=== SOURCE DOCUMENT ===
▼

For the coconut shells, a liquid smoke yield of grade 3 (9.09% b/b) was obtained from 11 kg of raw coconut shell material, resulting in 1000 ml. The low yield of grade 3 liquid smoke was due to the large amount of coconut shell turning into charcoal. For grade 2, the yield was 66.66% v/v, as 900 ml of grade 3 liquid smoke was distilled, resulting in 600 ml of grade 2 liquid smoke. For grade 1, the yield was 40% v/v, with 500 ml of grade 2 liquid smoke, producing 200 ml of grade 1 liquid smoke. For the coconut coir, a liquid smoke yield of grade 3 (11.25% b/b) was obtained from 8 kg of raw coconut coir material, resulting in 900 ml. For grade 2, the yield was 62.5% v/v, as 800 ml of grade 3 liquid smoke was distilled, producing 500 ml of grade 2 liquid smoke. For grade 1, the yield was 70% v/v, with 500 ml of grade 2 liquid smoke, producing 350 ml of grade 1 liquid smoke.

Table 2. Liquid Smoke Yields

Sample Liquid Smoke Yield

Grade III

Coconut Shell 9.09% b/b

Coconut Coir 11.25% b/b

Liquid Smoke Characteristics Testing

The organoleptic testing of liquid smoke includes the evaluation of color and aroma. There are noticeable differences in the color and smell of liquid smoke from various grades, which are influenced by the presence of tar and carbonyl compounds in the liquid smoke. The compounds that significantly contribute to the aroma of liquid smoke are syringol, guaiacol, and ethyl guaiacol. Guaiacol and syringol are responsible for the smoky flavor and aroma (Erickson et al., 1979). Carbonyl compounds (aldehydes and ketones) mainly affect the color. The color of smoked products forms due to the interaction between carbonyl compounds and amino groups. Generally, liquid smoke has a sharp, acidic, burnt smell, similar to the scent of disinfectants or medicines.

For grade 3 liquid smoke, the high content of tar, carbonyl, and phenolic compounds predominates, resulting in a dark brown color and a smell resembling thick smoke. This meets the quality standards outlined in the Indonesian National Standard 8985:2021, where grade 3 liquid smoke is expected to be yellow to brown. In grade 2 liquid smoke, tar is absent because tar does not evaporate, with a boiling point of 495°C, so it remains in the distillation flask. However, carbonyl compounds are still present, giving the liquid a brownish hue, while phenol, which has a boiling point of 181°C, is partially reduced because the distillation temperature during purification is set at 150°C, leading to a less intense odor. In grade 1 liquid smoke, there is a significant reduction in carbonyl compounds, which is reflected in the absence of the yellow to brown color. Despite this, it still retains the characteristic flavor and aroma, as some phenolic compounds remain, though they are diminished due to the redistillation process.

▲

=== TO DO ===
Please revise the liquid smoke passage, starting at "For the coconut shells, a" and ending at "350 ml of grade 1 liquid smoke.", so that "coconut coir" becomes "coconut husk".

=== THE DATA ===
▼

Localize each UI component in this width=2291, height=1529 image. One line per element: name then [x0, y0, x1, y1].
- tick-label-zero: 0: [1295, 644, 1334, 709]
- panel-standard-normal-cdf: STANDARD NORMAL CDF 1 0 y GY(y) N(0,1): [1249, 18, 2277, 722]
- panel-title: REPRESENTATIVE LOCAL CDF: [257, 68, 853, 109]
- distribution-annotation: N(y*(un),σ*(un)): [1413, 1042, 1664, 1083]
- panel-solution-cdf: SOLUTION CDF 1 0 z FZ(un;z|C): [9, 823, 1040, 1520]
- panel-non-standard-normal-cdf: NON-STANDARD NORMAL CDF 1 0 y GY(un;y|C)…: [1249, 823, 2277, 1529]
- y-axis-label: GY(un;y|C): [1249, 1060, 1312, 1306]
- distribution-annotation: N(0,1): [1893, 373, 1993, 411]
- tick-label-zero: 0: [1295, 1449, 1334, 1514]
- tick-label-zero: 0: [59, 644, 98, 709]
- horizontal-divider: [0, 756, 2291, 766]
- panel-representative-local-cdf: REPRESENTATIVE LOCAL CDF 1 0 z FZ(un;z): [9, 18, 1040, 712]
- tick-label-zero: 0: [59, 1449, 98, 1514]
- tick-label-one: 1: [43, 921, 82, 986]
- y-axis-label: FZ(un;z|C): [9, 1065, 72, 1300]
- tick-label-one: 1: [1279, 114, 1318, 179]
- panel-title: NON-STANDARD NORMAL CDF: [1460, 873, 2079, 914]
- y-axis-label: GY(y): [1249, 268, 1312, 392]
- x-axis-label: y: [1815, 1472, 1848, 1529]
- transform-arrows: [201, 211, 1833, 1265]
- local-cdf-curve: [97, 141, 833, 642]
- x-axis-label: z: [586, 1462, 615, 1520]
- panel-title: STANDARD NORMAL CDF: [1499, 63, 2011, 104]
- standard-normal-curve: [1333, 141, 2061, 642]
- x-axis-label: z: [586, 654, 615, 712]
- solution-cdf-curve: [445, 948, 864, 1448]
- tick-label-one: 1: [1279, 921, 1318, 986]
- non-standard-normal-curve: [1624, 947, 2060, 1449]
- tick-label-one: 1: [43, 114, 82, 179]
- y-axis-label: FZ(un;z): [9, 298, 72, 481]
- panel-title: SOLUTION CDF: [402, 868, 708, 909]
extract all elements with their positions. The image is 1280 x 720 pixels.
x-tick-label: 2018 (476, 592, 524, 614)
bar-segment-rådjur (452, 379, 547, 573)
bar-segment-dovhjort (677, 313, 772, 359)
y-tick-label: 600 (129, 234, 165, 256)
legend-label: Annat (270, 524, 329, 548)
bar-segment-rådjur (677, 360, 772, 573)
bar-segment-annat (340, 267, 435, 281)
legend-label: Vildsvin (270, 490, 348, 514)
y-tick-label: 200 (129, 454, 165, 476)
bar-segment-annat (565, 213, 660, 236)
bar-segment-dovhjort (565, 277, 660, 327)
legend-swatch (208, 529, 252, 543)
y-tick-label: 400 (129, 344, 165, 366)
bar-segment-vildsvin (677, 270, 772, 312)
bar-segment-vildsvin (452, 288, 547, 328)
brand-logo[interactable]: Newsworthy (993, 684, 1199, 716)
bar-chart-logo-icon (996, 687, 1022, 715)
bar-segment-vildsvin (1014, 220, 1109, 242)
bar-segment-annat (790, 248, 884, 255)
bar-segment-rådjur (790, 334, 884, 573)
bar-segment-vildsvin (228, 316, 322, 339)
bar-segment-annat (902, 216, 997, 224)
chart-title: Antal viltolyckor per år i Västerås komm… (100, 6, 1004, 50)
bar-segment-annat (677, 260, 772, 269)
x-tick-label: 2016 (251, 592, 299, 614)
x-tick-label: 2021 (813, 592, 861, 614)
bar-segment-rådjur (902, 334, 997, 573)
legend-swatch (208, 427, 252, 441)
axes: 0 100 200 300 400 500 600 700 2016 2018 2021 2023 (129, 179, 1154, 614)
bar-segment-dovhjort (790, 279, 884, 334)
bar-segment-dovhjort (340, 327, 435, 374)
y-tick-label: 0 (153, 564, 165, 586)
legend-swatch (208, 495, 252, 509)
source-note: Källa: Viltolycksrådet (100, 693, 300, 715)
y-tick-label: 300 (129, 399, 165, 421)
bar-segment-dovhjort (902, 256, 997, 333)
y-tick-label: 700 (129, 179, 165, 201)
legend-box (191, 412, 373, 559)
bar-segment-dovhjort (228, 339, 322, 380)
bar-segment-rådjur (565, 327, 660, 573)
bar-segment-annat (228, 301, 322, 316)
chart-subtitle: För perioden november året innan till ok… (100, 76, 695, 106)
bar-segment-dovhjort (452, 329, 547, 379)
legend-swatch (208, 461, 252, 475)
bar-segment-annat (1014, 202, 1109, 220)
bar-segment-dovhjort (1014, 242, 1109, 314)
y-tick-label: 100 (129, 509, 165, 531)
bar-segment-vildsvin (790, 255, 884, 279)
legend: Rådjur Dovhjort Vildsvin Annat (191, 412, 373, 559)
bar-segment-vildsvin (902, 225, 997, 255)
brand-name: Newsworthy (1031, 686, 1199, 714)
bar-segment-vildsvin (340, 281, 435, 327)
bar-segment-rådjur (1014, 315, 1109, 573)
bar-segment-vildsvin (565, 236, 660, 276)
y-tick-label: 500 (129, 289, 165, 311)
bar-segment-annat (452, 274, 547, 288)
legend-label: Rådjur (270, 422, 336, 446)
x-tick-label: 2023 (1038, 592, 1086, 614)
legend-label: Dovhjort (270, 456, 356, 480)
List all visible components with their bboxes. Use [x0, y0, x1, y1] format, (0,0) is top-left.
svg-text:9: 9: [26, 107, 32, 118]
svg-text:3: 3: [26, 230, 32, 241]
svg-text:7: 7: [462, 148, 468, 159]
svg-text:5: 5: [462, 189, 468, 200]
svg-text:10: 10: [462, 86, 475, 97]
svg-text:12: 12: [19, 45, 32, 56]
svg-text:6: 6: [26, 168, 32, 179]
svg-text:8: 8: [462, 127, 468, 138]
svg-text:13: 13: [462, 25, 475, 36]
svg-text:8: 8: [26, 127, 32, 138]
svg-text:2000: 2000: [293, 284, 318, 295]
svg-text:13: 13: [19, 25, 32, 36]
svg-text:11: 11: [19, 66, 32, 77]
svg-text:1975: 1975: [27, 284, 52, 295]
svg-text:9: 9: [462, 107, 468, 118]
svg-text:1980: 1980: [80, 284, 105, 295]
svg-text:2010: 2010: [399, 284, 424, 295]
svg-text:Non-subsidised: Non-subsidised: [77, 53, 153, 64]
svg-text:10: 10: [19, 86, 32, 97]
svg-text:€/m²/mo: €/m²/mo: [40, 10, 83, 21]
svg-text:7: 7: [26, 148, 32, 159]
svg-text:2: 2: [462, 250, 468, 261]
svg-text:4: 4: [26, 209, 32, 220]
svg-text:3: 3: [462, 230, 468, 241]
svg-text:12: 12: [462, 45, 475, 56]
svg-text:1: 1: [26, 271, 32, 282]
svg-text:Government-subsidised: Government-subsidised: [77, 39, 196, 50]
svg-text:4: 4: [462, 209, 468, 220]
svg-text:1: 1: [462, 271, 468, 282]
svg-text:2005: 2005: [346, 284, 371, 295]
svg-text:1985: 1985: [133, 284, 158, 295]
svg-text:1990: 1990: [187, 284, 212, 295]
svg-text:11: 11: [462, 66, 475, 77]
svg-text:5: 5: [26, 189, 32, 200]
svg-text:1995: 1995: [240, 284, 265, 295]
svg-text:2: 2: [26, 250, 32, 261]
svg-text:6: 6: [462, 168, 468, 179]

▲

=== TASK OUTPUT ===
For the coconut shells, a liquid smoke yield of grade 3 (9.09% b/b) was obtained from 11 kg of raw coconut shell material, resulting in 1000 ml. The low yield of grade 3 liquid smoke was due to the large amount of coconut shell turning into charcoal. For grade 2, the yield was 66.66% v/v, as 900 ml of grade 3 liquid smoke was distilled, resulting in 600 ml of grade 2 liquid smoke. For grade 1, the yield was 40% v/v, with 500 ml of grade 2 liquid smoke, producing 200 ml of grade 1 liquid smoke. For the coconut husk, a liquid smoke yield of grade 3 (11.25% b/b) was obtained from 8 kg of raw coconut husk material, resulting in 900 ml. For grade 2, the yield was 62.5% v/v, as 800 ml of grade 3 liquid smoke was distilled, producing 500 ml of grade 2 liquid smoke. For grade 1, the yield was 70% v/v, with 500 ml of grade 2 liquid smoke, producing 350 ml of grade 1 liquid smoke.